[To do] Identify all lines in the listing that include the word "ejecutado", and copy them out.

[Lines of data]
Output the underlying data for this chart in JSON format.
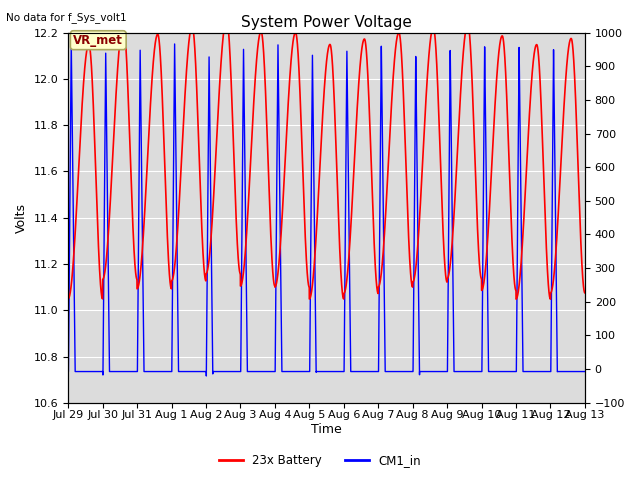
{
  "title": "System Power Voltage",
  "xlabel": "Time",
  "ylabel": "Volts",
  "ylim_left": [
    10.6,
    12.2
  ],
  "ylim_right": [
    -100,
    1000
  ],
  "yticks_left": [
    10.6,
    10.8,
    11.0,
    11.2,
    11.4,
    11.6,
    11.8,
    12.0,
    12.2
  ],
  "yticks_right": [
    -100,
    0,
    100,
    200,
    300,
    400,
    500,
    600,
    700,
    800,
    900,
    1000
  ],
  "xtick_labels": [
    "Jul 29",
    "Jul 30",
    "Jul 31",
    "Aug 1",
    "Aug 2",
    "Aug 3",
    "Aug 4",
    "Aug 5",
    "Aug 6",
    "Aug 7",
    "Aug 8",
    "Aug 9",
    "Aug 10",
    "Aug 11",
    "Aug 12",
    "Aug 13"
  ],
  "no_data_text": "No data for f_Sys_volt1",
  "vr_met_label": "VR_met",
  "legend_entries": [
    "23x Battery",
    "CM1_in"
  ],
  "line_colors": [
    "red",
    "blue"
  ],
  "background_color": "#dcdcdc",
  "title_fontsize": 11,
  "axis_label_fontsize": 9,
  "tick_fontsize": 8,
  "num_days": 15,
  "red_min": 11.08,
  "red_max": 12.18,
  "blue_min": 10.735,
  "blue_max": 12.13,
  "points_per_day": 500
}
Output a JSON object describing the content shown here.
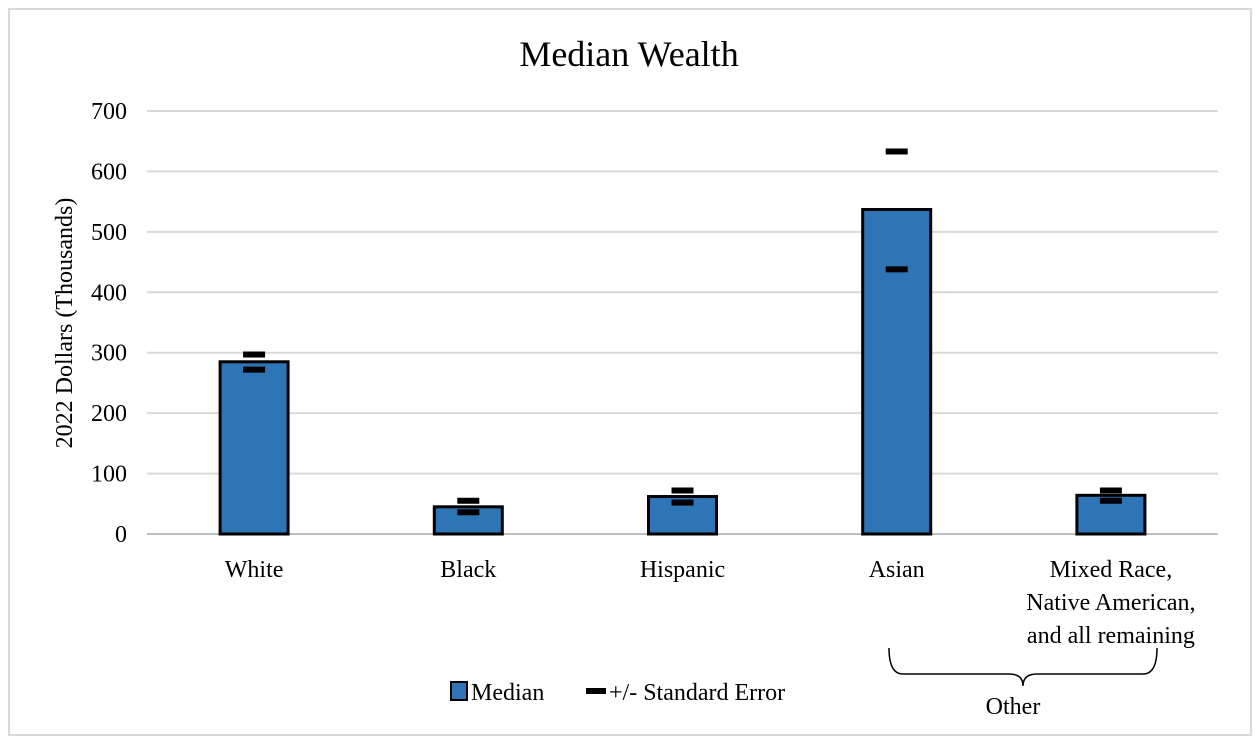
{
  "chart_data": {
    "type": "bar",
    "title": "Median Wealth",
    "ylabel": "2022 Dollars (Thousands)",
    "xlabel": "",
    "ylim": [
      0,
      700
    ],
    "yticks": [
      0,
      100,
      200,
      300,
      400,
      500,
      600,
      700
    ],
    "grid": true,
    "legend_position": "bottom",
    "categories": [
      [
        "White"
      ],
      [
        "Black"
      ],
      [
        "Hispanic"
      ],
      [
        "Asian"
      ],
      [
        "Mixed Race,",
        "Native American,",
        "and all remaining"
      ]
    ],
    "series": [
      {
        "name": "Median",
        "values": [
          285,
          45,
          62,
          537,
          64
        ],
        "color": "#2e75b6"
      },
      {
        "name": "+/- Standard Error",
        "lower": [
          272,
          36,
          52,
          438,
          55
        ],
        "upper": [
          297,
          55,
          72,
          633,
          72
        ],
        "color": "#000000"
      }
    ],
    "group_bracket": {
      "label": "Other",
      "from_category": 3,
      "to_category": 4
    }
  }
}
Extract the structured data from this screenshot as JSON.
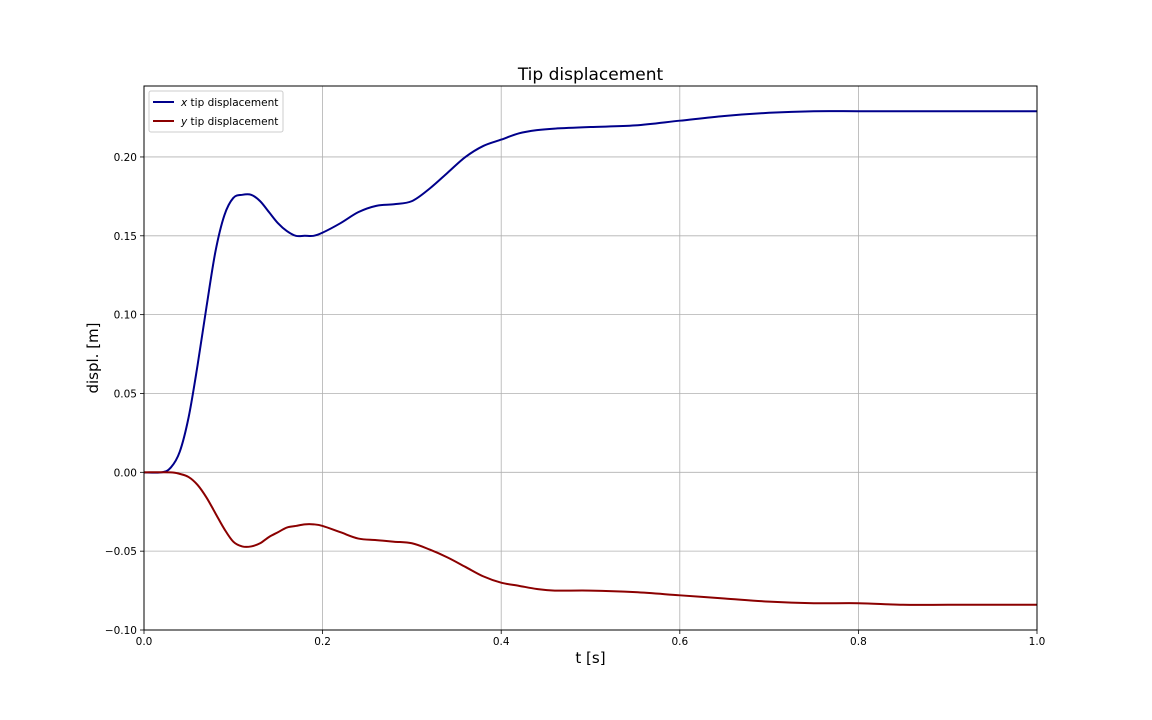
{
  "chart_data": {
    "type": "line",
    "title": "Tip displacement",
    "xlabel": "t [s]",
    "ylabel": "displ. [m]",
    "xlim": [
      0.0,
      1.0
    ],
    "ylim": [
      -0.1,
      0.245
    ],
    "xticks": [
      0.0,
      0.2,
      0.4,
      0.6,
      0.8,
      1.0
    ],
    "xtick_labels": [
      "0.0",
      "0.2",
      "0.4",
      "0.6",
      "0.8",
      "1.0"
    ],
    "yticks": [
      -0.1,
      -0.05,
      0.0,
      0.05,
      0.1,
      0.15,
      0.2
    ],
    "ytick_labels": [
      "−0.10",
      "−0.05",
      "0.00",
      "0.05",
      "0.10",
      "0.15",
      "0.20"
    ],
    "grid": true,
    "legend_position": "top-left",
    "series": [
      {
        "name_italic": "x",
        "name_rest": " tip displacement",
        "color": "#00008b",
        "x": [
          0.0,
          0.02,
          0.03,
          0.04,
          0.05,
          0.06,
          0.07,
          0.08,
          0.09,
          0.1,
          0.11,
          0.12,
          0.13,
          0.14,
          0.15,
          0.16,
          0.17,
          0.18,
          0.19,
          0.2,
          0.22,
          0.24,
          0.26,
          0.28,
          0.3,
          0.32,
          0.34,
          0.36,
          0.38,
          0.4,
          0.42,
          0.44,
          0.46,
          0.5,
          0.55,
          0.6,
          0.65,
          0.7,
          0.75,
          0.8,
          0.85,
          0.9,
          0.95,
          1.0
        ],
        "y": [
          0.0,
          0.0,
          0.003,
          0.013,
          0.035,
          0.068,
          0.105,
          0.14,
          0.163,
          0.174,
          0.176,
          0.176,
          0.172,
          0.165,
          0.158,
          0.153,
          0.15,
          0.15,
          0.15,
          0.152,
          0.158,
          0.165,
          0.169,
          0.17,
          0.172,
          0.18,
          0.19,
          0.2,
          0.207,
          0.211,
          0.215,
          0.217,
          0.218,
          0.219,
          0.22,
          0.223,
          0.226,
          0.228,
          0.229,
          0.229,
          0.229,
          0.229,
          0.229,
          0.229
        ]
      },
      {
        "name_italic": "y",
        "name_rest": " tip displacement",
        "color": "#8b0000",
        "x": [
          0.0,
          0.03,
          0.04,
          0.05,
          0.06,
          0.07,
          0.08,
          0.09,
          0.1,
          0.11,
          0.12,
          0.13,
          0.14,
          0.15,
          0.16,
          0.17,
          0.18,
          0.19,
          0.2,
          0.22,
          0.24,
          0.26,
          0.28,
          0.3,
          0.32,
          0.34,
          0.36,
          0.38,
          0.4,
          0.42,
          0.44,
          0.46,
          0.5,
          0.55,
          0.6,
          0.65,
          0.7,
          0.75,
          0.8,
          0.85,
          0.9,
          0.95,
          1.0
        ],
        "y": [
          0.0,
          0.0,
          -0.001,
          -0.003,
          -0.008,
          -0.016,
          -0.026,
          -0.036,
          -0.044,
          -0.047,
          -0.047,
          -0.045,
          -0.041,
          -0.038,
          -0.035,
          -0.034,
          -0.033,
          -0.033,
          -0.034,
          -0.038,
          -0.042,
          -0.043,
          -0.044,
          -0.045,
          -0.049,
          -0.054,
          -0.06,
          -0.066,
          -0.07,
          -0.072,
          -0.074,
          -0.075,
          -0.075,
          -0.076,
          -0.078,
          -0.08,
          -0.082,
          -0.083,
          -0.083,
          -0.084,
          -0.084,
          -0.084,
          -0.084
        ]
      }
    ]
  }
}
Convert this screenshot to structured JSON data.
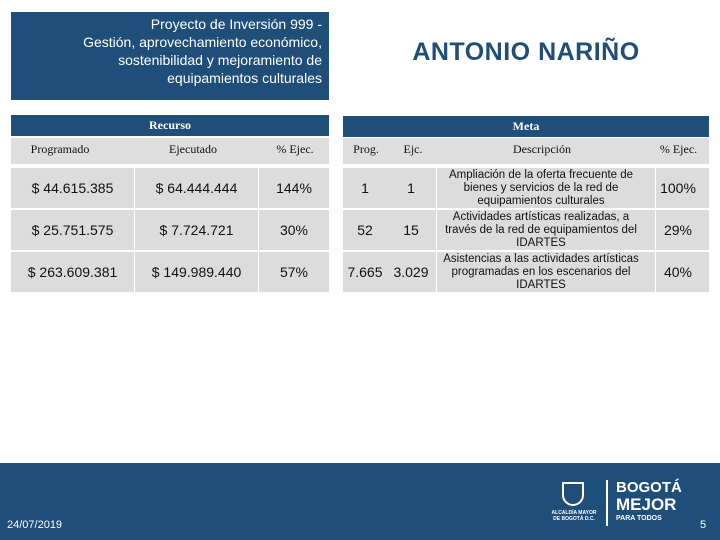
{
  "project": {
    "title_lines": [
      "Proyecto de Inversión  999 -",
      "Gestión, aprovechamiento económico,",
      "sostenibilidad y mejoramiento de",
      "equipamientos culturales"
    ]
  },
  "place": "ANTONIO NARIÑO",
  "recurso": {
    "band_label": "Recurso",
    "headers": {
      "programado": "Programado",
      "ejecutado": "Ejecutado",
      "pct": "% Ejec."
    },
    "rows": [
      {
        "programado": "$ 44.615.385",
        "ejecutado": "$ 64.444.444",
        "pct": "144%"
      },
      {
        "programado": "$ 25.751.575",
        "ejecutado": "$ 7.724.721",
        "pct": "30%"
      },
      {
        "programado": "$ 263.609.381",
        "ejecutado": "$ 149.989.440",
        "pct": "57%"
      }
    ]
  },
  "meta": {
    "band_label": "Meta",
    "headers": {
      "prog": "Prog.",
      "ejc": "Ejc.",
      "descripcion": "Descripción",
      "pct": "% Ejec."
    },
    "rows": [
      {
        "prog": "1",
        "ejc": "1",
        "descripcion": "Ampliación de la oferta frecuente de bienes y servicios de la red de equipamientos culturales",
        "pct": "100%"
      },
      {
        "prog": "52",
        "ejc": "15",
        "descripcion": "Actividades artísticas realizadas, a través de la red de equipamientos del IDARTES",
        "pct": "29%"
      },
      {
        "prog": "7.665",
        "ejc": "3.029",
        "descripcion": "Asistencias a las actividades artísticas programadas en los escenarios del IDARTES",
        "pct": "40%"
      }
    ]
  },
  "footer": {
    "date": "24/07/2019",
    "page": "5",
    "logo": {
      "crest_text": "ALCALDÍA MAYOR DE BOGOTÁ D.C.",
      "line1": "BOGOTÁ",
      "line2": "MEJOR",
      "line3": "PARA TODOS"
    }
  },
  "colors": {
    "primary": "#1f4e79",
    "row_bg": "#dcdcdc",
    "header_bg": "#dedede"
  }
}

[Answer]
      "ejecutado": "Ejecutado",
        "ejecutado": "$ 64.444.444",
        "ejecutado": "$ 7.724.721",
        "ejecutado": "$ 149.989.440",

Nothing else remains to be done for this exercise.